### Aim
What follows is a listing. Return every line of it exactly.

_ _ _ _ _

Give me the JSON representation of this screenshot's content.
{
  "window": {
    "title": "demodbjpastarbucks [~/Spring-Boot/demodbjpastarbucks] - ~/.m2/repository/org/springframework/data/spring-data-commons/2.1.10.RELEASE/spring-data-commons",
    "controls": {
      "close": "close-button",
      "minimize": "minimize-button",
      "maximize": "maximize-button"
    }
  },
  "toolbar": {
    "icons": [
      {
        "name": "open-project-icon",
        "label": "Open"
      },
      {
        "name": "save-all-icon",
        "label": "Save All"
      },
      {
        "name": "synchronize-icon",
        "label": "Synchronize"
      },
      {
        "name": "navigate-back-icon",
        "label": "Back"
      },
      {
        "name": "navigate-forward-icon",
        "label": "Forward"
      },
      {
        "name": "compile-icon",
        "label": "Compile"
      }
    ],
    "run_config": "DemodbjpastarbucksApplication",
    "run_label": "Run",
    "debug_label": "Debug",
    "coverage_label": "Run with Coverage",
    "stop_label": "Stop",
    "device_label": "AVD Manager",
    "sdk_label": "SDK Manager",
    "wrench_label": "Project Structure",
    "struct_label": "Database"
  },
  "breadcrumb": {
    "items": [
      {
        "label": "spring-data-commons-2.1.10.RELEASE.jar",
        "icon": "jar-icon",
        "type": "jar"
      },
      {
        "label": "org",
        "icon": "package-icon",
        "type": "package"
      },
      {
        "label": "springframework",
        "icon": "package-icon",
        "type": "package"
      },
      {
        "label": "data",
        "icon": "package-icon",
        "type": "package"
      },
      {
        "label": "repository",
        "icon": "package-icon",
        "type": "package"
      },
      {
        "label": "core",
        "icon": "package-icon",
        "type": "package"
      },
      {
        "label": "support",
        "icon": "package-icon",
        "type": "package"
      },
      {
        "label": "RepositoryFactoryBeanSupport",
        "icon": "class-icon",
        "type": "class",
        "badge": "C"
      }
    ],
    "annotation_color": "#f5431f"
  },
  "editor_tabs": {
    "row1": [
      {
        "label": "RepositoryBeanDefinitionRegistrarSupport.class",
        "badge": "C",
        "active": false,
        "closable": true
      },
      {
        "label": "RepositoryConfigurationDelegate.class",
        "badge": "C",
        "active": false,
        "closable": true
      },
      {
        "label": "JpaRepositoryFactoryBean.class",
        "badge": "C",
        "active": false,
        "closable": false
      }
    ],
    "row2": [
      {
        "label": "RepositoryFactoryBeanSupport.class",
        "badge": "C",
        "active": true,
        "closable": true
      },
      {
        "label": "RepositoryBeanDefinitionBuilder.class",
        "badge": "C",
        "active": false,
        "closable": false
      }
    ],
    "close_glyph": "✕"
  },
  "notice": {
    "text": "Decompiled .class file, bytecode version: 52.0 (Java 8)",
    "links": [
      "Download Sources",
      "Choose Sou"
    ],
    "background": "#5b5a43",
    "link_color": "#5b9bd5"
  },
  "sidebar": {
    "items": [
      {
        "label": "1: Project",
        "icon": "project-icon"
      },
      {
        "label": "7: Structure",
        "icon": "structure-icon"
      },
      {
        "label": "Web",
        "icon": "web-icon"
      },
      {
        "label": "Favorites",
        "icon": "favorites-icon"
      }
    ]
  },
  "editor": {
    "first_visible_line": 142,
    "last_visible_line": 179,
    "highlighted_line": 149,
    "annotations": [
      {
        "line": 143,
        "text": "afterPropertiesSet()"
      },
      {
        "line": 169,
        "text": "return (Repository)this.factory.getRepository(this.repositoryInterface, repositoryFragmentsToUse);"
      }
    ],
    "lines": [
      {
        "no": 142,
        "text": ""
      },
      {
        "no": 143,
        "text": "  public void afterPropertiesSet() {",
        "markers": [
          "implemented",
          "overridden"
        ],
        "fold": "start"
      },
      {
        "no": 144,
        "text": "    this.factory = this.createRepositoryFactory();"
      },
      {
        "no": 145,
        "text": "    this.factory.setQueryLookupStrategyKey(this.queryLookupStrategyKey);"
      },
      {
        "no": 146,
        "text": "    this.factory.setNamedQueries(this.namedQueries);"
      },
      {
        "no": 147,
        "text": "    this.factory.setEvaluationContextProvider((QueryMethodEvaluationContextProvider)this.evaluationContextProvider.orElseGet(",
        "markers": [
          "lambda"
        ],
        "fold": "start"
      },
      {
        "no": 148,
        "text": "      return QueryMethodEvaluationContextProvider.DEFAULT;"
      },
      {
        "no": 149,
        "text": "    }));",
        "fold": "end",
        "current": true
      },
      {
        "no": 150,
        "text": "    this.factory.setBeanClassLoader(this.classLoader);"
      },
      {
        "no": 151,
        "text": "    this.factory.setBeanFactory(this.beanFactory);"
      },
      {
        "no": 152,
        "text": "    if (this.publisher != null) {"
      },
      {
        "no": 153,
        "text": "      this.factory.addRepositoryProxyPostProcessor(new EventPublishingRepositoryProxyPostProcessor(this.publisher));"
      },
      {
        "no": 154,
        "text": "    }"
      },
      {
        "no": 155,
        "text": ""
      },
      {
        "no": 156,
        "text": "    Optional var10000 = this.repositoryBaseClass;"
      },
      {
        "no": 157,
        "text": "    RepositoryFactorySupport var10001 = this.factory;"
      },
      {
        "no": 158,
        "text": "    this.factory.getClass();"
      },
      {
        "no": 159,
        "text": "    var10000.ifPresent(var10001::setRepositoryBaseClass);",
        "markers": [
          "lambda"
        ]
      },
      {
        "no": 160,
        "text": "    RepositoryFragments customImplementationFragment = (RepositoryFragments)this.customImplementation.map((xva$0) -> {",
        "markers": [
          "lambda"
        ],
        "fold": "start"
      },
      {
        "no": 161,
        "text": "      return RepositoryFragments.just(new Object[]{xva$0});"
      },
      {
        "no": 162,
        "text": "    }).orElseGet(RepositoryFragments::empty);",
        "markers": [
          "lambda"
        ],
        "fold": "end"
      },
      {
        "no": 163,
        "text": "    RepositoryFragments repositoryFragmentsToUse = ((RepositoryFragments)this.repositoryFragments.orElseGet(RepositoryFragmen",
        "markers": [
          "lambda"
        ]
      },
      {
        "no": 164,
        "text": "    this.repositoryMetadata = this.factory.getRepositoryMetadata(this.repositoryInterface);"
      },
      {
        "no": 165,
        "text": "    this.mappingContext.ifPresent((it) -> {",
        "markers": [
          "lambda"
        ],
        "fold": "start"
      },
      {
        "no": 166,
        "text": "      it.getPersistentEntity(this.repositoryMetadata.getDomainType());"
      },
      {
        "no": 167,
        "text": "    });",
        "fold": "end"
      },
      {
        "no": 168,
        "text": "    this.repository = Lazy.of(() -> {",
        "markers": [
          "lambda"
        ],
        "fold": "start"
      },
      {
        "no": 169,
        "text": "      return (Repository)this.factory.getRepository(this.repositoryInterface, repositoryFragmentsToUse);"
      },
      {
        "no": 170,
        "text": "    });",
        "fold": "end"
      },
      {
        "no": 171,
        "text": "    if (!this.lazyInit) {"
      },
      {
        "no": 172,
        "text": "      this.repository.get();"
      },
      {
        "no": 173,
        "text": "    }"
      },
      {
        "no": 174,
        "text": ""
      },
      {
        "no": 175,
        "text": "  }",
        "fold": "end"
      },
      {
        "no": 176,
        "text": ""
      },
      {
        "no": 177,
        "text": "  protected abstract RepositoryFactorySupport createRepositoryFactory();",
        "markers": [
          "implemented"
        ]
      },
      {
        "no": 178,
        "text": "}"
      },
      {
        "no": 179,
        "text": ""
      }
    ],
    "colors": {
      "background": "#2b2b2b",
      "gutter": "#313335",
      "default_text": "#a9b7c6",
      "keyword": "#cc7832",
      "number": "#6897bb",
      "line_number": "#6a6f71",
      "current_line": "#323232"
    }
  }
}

_ _ _ _ _

### Finished task
Give me the JSON representation of this screenshot's content.
{
  "window": {
    "title": "demodbjpastarbucks [~/Spring-Boot/demodbjpastarbucks] - ~/.m2/repository/org/springframework/data/spring-data-commons/2.1.10.RELEASE/spring-data-commons",
    "controls": {
      "close": "close-button",
      "minimize": "minimize-button",
      "maximize": "maximize-button"
    }
  },
  "toolbar": {
    "icons": [
      {
        "name": "open-project-icon",
        "label": "Open"
      },
      {
        "name": "save-all-icon",
        "label": "Save All"
      },
      {
        "name": "synchronize-icon",
        "label": "Synchronize"
      },
      {
        "name": "navigate-back-icon",
        "label": "Back"
      },
      {
        "name": "navigate-forward-icon",
        "label": "Forward"
      },
      {
        "name": "compile-icon",
        "label": "Compile"
      }
    ],
    "run_config": "DemodbjpastarbucksApplication",
    "run_label": "Run",
    "debug_label": "Debug",
    "coverage_label": "Run with Coverage",
    "stop_label": "Stop",
    "device_label": "AVD Manager",
    "sdk_label": "SDK Manager",
    "wrench_label": "Project Structure",
    "struct_label": "Database"
  },
  "breadcrumb": {
    "items": [
      {
        "label": "spring-data-commons-2.1.10.RELEASE.jar",
        "icon": "jar-icon",
        "type": "jar"
      },
      {
        "label": "org",
        "icon": "package-icon",
        "type": "package"
      },
      {
        "label": "springframework",
        "icon": "package-icon",
        "type": "package"
      },
      {
        "label": "data",
        "icon": "package-icon",
        "type": "package"
      },
      {
        "label": "repository",
        "icon": "package-icon",
        "type": "package"
      },
      {
        "label": "core",
        "icon": "package-icon",
        "type": "package"
      },
      {
        "label": "support",
        "icon": "package-icon",
        "type": "package"
      },
      {
        "label": "RepositoryFactoryBeanSupport",
        "icon": "class-icon",
        "type": "class",
        "badge": "C"
      }
    ],
    "annotation_color": "#f5431f"
  },
  "editor_tabs": {
    "row1": [
      {
        "label": "RepositoryBeanDefinitionRegistrarSupport.class",
        "badge": "C",
        "active": false,
        "closable": true
      },
      {
        "label": "RepositoryConfigurationDelegate.class",
        "badge": "C",
        "active": false,
        "closable": true
      },
      {
        "label": "JpaRepositoryFactoryBean.class",
        "badge": "C",
        "active": false,
        "closable": false
      }
    ],
    "row2": [
      {
        "label": "RepositoryFactoryBeanSupport.class",
        "badge": "C",
        "active": true,
        "closable": true
      },
      {
        "label": "RepositoryBeanDefinitionBuilder.class",
        "badge": "C",
        "active": false,
        "closable": false
      }
    ],
    "close_glyph": "✕"
  },
  "notice": {
    "text": "Decompiled .class file, bytecode version: 52.0 (Java 8)",
    "links": [
      "Download Sources",
      "Choose Sou"
    ],
    "background": "#5b5a43",
    "link_color": "#5b9bd5"
  },
  "sidebar": {
    "items": [
      {
        "label": "1: Project",
        "icon": "project-icon"
      },
      {
        "label": "7: Structure",
        "icon": "structure-icon"
      },
      {
        "label": "Web",
        "icon": "web-icon"
      },
      {
        "label": "Favorites",
        "icon": "favorites-icon"
      }
    ]
  },
  "editor": {
    "first_visible_line": 142,
    "last_visible_line": 179,
    "highlighted_line": 149,
    "annotations": [
      {
        "line": 143,
        "text": "afterPropertiesSet()"
      },
      {
        "line": 169,
        "text": "return (Repository)this.factory.getRepository(this.repositoryInterface, repositoryFragmentsToUse);"
      }
    ],
    "lines": [
      {
        "no": 142,
        "text": ""
      },
      {
        "no": 143,
        "text": "  public void afterPropertiesSet() {",
        "markers": [
          "implemented",
          "overridden"
        ],
        "fold": "start"
      },
      {
        "no": 144,
        "text": "    this.factory = this.createRepositoryFactory();"
      },
      {
        "no": 145,
        "text": "    this.factory.setQueryLookupStrategyKey(this.queryLookupStrategyKey);"
      },
      {
        "no": 146,
        "text": "    this.factory.setNamedQueries(this.namedQueries);"
      },
      {
        "no": 147,
        "text": "    this.factory.setEvaluationContextProvider((QueryMethodEvaluationContextProvider)this.evaluationContextProvider.orElseGet(",
        "markers": [
          "lambda"
        ],
        "fold": "start"
      },
      {
        "no": 148,
        "text": "      return QueryMethodEvaluationContextProvider.DEFAULT;"
      },
      {
        "no": 149,
        "text": "    }));",
        "fold": "end",
        "current": true
      },
      {
        "no": 150,
        "text": "    this.factory.setBeanClassLoader(this.classLoader);"
      },
      {
        "no": 151,
        "text": "    this.factory.setBeanFactory(this.beanFactory);"
      },
      {
        "no": 152,
        "text": "    if (this.publisher != null) {"
      },
      {
        "no": 153,
        "text": "      this.factory.addRepositoryProxyPostProcessor(new EventPublishingRepositoryProxyPostProcessor(this.publisher));"
      },
      {
        "no": 154,
        "text": "    }"
      },
      {
        "no": 155,
        "text": ""
      },
      {
        "no": 156,
        "text": "    Optional var10000 = this.repositoryBaseClass;"
      },
      {
        "no": 157,
        "text": "    RepositoryFactorySupport var10001 = this.factory;"
      },
      {
        "no": 158,
        "text": "    this.factory.getClass();"
      },
      {
        "no": 159,
        "text": "    var10000.ifPresent(var10001::setRepositoryBaseClass);",
        "markers": [
          "lambda"
        ]
      },
      {
        "no": 160,
        "text": "    RepositoryFragments customImplementationFragment = (RepositoryFragments)this.customImplementation.map((xva$0) -> {",
        "markers": [
          "lambda"
        ],
        "fold": "start"
      },
      {
        "no": 161,
        "text": "      return RepositoryFragments.just(new Object[]{xva$0});"
      },
      {
        "no": 162,
        "text": "    }).orElseGet(RepositoryFragments::empty);",
        "markers": [
          "lambda"
        ],
        "fold": "end"
      },
      {
        "no": 163,
        "text": "    RepositoryFragments repositoryFragmentsToUse = ((RepositoryFragments)this.repositoryFragments.orElseGet(RepositoryFragmen",
        "markers": [
          "lambda"
        ]
      },
      {
        "no": 164,
        "text": "    this.repositoryMetadata = this.factory.getRepositoryMetadata(this.repositoryInterface);"
      },
      {
        "no": 165,
        "text": "    this.mappingContext.ifPresent((it) -> {",
        "markers": [
          "lambda"
        ],
        "fold": "start"
      },
      {
        "no": 166,
        "text": "      it.getPersistentEntity(this.repositoryMetadata.getDomainType());"
      },
      {
        "no": 167,
        "text": "    });",
        "fold": "end"
      },
      {
        "no": 168,
        "text": "    this.repository = Lazy.of(() -> {",
        "markers": [
          "lambda"
        ],
        "fold": "start"
      },
      {
        "no": 169,
        "text": "      return (Repository)this.factory.getRepository(this.repositoryInterface, repositoryFragmentsToUse);"
      },
      {
        "no": 170,
        "text": "    });",
        "fold": "end"
      },
      {
        "no": 171,
        "text": "    if (!this.lazyInit) {"
      },
      {
        "no": 172,
        "text": "      this.repository.get();"
      },
      {
        "no": 173,
        "text": "    }"
      },
      {
        "no": 174,
        "text": ""
      },
      {
        "no": 175,
        "text": "  }",
        "fold": "end"
      },
      {
        "no": 176,
        "text": ""
      },
      {
        "no": 177,
        "text": "  protected abstract RepositoryFactorySupport createRepositoryFactory();",
        "markers": [
          "implemented"
        ]
      },
      {
        "no": 178,
        "text": "}"
      },
      {
        "no": 179,
        "text": ""
      }
    ],
    "colors": {
      "background": "#2b2b2b",
      "gutter": "#313335",
      "default_text": "#a9b7c6",
      "keyword": "#cc7832",
      "number": "#6897bb",
      "line_number": "#6a6f71",
      "current_line": "#323232"
    }
  }
}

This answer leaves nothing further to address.